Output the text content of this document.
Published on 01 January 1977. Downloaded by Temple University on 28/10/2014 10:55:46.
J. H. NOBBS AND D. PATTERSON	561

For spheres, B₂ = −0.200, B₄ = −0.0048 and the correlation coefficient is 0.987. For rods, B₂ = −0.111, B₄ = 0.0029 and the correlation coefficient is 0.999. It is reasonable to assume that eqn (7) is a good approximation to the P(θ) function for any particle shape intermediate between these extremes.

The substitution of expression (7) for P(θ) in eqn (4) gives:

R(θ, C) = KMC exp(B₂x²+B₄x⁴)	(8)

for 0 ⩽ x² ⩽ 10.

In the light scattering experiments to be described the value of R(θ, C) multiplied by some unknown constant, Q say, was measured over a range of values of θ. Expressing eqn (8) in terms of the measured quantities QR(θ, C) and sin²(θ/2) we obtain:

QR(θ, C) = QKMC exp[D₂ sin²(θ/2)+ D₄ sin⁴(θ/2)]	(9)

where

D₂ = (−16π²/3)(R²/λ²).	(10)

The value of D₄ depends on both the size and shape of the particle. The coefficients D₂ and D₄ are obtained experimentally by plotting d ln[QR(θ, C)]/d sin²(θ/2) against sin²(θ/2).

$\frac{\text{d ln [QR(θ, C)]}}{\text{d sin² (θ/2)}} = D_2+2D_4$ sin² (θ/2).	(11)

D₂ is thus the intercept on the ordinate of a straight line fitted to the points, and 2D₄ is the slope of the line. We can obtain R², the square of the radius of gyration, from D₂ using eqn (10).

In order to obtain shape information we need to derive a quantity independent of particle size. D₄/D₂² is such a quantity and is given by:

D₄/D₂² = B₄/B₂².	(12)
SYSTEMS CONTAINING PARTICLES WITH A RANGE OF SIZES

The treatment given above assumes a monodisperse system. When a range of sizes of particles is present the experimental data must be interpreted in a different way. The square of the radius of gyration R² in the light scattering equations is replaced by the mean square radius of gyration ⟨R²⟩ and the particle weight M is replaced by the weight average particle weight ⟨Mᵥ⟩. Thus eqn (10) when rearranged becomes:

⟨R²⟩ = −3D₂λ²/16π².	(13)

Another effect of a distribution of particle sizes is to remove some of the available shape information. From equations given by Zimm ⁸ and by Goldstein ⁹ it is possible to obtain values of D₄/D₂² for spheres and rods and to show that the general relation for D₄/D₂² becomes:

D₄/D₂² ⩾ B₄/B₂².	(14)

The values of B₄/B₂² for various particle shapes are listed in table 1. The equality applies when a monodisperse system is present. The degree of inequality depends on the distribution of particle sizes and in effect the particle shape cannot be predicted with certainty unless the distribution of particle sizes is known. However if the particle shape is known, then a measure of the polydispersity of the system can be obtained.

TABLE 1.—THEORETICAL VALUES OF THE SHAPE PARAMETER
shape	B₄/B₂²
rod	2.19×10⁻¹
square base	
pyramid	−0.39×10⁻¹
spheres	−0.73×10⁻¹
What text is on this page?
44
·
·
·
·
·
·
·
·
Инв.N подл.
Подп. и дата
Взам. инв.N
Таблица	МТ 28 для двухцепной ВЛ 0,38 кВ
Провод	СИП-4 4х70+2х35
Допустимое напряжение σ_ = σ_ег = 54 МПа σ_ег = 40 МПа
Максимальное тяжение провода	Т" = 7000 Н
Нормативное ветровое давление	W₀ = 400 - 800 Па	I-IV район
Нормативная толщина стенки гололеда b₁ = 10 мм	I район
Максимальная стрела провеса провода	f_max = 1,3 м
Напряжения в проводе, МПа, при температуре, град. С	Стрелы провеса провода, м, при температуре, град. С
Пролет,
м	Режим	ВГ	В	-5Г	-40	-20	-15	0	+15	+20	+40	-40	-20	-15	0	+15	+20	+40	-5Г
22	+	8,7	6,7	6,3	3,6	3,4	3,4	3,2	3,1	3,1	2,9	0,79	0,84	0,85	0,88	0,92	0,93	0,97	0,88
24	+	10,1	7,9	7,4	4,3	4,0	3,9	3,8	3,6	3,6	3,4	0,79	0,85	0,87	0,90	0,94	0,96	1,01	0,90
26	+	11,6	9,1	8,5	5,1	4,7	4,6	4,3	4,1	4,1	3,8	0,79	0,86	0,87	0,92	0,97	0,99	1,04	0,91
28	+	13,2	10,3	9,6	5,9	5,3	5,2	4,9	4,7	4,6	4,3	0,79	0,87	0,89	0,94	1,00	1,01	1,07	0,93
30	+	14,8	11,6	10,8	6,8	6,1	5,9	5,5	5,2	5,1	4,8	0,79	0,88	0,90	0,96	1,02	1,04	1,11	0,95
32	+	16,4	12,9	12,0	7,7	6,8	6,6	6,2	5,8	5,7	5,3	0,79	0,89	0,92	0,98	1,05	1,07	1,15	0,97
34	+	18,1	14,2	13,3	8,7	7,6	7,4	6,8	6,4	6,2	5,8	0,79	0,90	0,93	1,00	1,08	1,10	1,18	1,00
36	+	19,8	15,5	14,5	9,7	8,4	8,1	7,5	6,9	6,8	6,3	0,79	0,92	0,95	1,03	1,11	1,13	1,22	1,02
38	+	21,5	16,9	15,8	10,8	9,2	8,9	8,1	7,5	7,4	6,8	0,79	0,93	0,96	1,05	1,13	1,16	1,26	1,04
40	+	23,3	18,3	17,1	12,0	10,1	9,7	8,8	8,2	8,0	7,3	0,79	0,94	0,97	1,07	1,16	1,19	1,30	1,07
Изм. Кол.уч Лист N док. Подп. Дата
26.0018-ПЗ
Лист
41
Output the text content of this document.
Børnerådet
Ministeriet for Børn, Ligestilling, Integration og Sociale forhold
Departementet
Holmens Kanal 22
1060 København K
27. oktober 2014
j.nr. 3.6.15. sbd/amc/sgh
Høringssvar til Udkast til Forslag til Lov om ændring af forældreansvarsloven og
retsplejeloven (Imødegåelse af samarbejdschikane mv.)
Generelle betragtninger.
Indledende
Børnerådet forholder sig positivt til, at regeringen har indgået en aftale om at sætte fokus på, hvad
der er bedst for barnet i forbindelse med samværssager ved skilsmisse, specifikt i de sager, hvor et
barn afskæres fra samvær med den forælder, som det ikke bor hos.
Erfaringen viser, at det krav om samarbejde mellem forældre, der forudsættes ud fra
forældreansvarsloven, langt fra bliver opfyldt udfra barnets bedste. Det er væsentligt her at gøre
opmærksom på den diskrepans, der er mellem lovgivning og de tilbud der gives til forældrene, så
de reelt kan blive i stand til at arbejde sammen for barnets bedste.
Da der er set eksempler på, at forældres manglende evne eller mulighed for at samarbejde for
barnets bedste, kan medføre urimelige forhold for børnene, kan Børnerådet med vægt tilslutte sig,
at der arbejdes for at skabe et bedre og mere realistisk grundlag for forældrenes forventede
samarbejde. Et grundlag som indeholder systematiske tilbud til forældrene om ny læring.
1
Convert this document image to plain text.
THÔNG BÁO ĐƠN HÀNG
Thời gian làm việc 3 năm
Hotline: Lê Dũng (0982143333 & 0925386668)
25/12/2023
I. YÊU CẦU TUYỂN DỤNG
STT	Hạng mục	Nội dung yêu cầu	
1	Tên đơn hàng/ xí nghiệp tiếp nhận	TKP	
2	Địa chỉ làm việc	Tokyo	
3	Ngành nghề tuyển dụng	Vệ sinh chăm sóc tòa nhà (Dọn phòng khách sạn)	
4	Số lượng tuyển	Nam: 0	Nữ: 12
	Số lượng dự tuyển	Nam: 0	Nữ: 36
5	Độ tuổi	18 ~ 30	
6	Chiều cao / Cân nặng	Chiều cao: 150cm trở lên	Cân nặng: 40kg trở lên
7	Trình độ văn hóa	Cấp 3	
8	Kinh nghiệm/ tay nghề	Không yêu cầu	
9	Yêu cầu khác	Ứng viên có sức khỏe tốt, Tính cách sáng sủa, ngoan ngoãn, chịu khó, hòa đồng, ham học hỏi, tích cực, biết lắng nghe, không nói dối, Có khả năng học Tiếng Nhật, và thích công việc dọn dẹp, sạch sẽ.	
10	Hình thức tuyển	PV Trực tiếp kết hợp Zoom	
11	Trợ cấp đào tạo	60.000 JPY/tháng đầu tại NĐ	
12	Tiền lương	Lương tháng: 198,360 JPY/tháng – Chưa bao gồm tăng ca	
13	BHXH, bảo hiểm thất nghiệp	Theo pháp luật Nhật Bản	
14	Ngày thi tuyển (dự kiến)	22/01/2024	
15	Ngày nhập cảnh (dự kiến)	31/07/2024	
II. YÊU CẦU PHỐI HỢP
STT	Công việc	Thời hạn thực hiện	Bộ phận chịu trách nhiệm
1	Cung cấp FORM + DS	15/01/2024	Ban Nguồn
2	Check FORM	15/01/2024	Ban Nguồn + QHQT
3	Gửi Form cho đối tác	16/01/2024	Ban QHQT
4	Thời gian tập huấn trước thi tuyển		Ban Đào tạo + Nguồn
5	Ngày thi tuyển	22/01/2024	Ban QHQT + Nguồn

EXERCISE REQUIREMENTS
Pick out the lines above that hold the string "chịu" and show them.

EXPECTED OUTPUT
9	Yêu cầu khác	Ứng viên có sức khỏe tốt, Tính cách sáng sủa, ngoan ngoãn, chịu khó, hòa đồng, ham học hỏi, tích cực, biết lắng nghe, không nói dối, Có khả năng học Tiếng Nhật, và thích công việc dọn dẹp, sạch sẽ.	
STT	Công việc	Thời hạn thực hiện	Bộ phận chịu trách nhiệm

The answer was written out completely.